» To be done
Lines containing the word "Experimentální" should be extracted in full.

» Data shown
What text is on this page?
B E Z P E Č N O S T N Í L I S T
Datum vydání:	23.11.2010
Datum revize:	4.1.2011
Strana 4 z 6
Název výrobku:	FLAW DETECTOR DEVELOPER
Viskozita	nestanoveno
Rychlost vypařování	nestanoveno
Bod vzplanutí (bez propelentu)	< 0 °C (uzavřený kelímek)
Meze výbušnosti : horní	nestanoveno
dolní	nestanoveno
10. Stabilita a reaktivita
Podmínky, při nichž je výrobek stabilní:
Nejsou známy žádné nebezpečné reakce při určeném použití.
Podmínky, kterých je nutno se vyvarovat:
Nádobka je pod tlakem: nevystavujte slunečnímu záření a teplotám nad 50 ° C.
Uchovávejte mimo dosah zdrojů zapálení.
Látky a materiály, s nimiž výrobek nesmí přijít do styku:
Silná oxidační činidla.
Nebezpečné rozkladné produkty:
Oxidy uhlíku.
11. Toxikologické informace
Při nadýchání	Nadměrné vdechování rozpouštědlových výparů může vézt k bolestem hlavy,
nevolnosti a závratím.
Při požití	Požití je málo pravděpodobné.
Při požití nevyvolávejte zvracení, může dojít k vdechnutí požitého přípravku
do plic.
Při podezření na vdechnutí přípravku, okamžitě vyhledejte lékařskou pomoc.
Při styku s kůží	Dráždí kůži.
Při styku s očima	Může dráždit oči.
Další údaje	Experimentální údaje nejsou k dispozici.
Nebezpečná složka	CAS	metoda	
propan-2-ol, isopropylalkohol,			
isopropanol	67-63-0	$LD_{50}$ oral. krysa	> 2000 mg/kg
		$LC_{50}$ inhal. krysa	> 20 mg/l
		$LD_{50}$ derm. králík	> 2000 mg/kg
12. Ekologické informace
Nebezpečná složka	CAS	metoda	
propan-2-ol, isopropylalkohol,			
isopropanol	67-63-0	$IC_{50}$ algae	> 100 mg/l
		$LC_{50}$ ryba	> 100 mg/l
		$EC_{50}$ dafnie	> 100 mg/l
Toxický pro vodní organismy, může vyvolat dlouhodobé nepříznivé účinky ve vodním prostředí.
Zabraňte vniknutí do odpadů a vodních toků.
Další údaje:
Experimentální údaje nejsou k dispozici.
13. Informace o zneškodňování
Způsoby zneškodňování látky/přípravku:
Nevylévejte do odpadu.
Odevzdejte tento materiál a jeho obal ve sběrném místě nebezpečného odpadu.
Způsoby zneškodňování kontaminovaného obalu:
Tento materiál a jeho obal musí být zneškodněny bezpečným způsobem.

» Response
Další údaje	Experimentální údaje nejsou k dispozici.
Experimentální údaje nejsou k dispozici.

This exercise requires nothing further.